(Dataset entries)
= = = =

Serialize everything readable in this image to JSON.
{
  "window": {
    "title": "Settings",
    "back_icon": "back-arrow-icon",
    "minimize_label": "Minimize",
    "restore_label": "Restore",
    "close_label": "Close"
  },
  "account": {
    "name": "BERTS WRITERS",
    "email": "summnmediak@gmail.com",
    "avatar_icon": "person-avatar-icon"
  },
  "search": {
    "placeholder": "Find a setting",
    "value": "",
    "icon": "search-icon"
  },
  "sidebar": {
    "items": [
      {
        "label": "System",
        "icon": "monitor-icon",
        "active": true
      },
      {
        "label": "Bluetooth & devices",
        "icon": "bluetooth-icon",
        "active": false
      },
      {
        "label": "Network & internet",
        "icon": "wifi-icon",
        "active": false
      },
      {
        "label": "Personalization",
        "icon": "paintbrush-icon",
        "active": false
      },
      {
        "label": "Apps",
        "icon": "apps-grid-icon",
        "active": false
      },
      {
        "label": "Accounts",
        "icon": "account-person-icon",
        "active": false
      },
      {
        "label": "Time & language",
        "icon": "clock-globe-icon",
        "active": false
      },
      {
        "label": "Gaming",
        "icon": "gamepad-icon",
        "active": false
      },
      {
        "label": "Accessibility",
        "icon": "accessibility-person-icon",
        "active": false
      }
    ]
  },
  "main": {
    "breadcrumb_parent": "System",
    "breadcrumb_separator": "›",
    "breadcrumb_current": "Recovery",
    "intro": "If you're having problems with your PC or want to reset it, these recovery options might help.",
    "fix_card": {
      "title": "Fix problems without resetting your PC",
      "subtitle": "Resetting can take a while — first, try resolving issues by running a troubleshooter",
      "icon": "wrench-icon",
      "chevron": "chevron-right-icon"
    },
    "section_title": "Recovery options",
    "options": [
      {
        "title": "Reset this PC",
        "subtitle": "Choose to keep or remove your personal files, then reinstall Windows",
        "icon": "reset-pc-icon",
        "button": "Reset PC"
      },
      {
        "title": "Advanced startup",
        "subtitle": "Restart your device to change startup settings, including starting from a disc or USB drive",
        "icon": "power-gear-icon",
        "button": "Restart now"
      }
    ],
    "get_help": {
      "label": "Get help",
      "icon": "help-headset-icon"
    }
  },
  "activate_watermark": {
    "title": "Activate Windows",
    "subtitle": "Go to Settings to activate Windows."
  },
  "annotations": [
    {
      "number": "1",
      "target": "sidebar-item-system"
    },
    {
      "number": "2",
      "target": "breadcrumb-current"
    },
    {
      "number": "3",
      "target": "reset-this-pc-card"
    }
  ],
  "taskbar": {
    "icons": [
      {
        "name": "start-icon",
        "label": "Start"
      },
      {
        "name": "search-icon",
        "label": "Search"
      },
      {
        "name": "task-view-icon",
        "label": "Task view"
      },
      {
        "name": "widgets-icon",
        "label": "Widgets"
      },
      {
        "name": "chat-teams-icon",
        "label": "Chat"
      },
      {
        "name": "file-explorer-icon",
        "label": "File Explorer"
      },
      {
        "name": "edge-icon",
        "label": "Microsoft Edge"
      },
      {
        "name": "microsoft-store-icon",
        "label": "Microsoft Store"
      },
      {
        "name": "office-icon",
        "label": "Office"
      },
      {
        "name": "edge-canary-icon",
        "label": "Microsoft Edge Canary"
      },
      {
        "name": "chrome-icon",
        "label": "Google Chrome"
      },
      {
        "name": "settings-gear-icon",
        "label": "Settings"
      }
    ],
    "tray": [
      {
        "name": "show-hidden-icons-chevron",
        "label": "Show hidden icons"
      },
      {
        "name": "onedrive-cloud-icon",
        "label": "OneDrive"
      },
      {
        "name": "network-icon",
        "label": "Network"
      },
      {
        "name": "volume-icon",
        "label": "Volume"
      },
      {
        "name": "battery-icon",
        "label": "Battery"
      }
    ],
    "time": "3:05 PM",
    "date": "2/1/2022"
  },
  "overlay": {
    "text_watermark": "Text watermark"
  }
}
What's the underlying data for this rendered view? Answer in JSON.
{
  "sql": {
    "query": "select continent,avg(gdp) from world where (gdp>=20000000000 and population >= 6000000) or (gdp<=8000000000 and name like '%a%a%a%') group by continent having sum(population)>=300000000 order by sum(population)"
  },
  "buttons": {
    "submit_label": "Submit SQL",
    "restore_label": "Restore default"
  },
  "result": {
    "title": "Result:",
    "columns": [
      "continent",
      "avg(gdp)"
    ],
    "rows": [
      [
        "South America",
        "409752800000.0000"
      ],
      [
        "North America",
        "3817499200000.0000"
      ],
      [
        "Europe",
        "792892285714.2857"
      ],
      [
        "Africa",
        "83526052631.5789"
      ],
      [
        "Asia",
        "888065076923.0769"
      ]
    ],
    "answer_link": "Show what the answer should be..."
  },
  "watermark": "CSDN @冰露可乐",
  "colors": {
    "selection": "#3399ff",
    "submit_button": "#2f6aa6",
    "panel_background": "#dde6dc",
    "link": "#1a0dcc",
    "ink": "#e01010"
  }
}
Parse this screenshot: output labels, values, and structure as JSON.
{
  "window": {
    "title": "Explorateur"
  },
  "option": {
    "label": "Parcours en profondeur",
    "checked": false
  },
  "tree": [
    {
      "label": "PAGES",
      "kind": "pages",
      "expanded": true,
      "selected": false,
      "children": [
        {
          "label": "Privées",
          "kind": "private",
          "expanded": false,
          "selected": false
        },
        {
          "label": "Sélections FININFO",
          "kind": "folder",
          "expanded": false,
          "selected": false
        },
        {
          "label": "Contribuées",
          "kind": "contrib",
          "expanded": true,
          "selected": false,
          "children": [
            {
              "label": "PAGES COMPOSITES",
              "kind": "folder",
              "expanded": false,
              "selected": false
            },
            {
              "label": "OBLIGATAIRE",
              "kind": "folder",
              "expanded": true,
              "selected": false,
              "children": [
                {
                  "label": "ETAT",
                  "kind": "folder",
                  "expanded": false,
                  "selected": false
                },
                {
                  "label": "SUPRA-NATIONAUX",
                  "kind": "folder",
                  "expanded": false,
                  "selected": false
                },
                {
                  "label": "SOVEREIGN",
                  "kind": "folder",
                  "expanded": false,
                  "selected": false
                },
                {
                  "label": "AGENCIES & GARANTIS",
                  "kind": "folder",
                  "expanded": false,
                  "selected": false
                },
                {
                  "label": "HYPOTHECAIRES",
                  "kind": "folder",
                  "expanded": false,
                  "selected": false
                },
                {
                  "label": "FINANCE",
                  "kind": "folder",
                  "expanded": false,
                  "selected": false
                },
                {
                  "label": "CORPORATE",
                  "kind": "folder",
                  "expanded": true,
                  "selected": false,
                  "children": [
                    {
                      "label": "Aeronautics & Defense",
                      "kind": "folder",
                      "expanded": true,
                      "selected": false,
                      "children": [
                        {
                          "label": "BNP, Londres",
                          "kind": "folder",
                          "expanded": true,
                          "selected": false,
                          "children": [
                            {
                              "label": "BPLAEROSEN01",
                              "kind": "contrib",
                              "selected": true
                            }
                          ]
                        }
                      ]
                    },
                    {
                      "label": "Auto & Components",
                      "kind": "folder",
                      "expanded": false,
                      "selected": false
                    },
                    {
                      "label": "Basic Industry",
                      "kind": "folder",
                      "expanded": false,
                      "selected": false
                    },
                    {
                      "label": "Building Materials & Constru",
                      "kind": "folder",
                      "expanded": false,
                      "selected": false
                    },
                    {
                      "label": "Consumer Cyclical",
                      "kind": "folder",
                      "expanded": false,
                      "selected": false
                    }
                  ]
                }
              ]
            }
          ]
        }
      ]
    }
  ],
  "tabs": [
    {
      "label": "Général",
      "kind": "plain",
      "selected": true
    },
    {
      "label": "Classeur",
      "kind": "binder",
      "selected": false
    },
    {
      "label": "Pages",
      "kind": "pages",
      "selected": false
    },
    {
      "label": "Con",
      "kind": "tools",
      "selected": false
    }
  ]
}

= = = =

--- GIVEN TASK ---
Search the listing for the word "gear" and return each line that holds it.

--- OUTPUT OF THE TASK ---
        "icon": "power-gear-icon",
        "name": "settings-gear-icon",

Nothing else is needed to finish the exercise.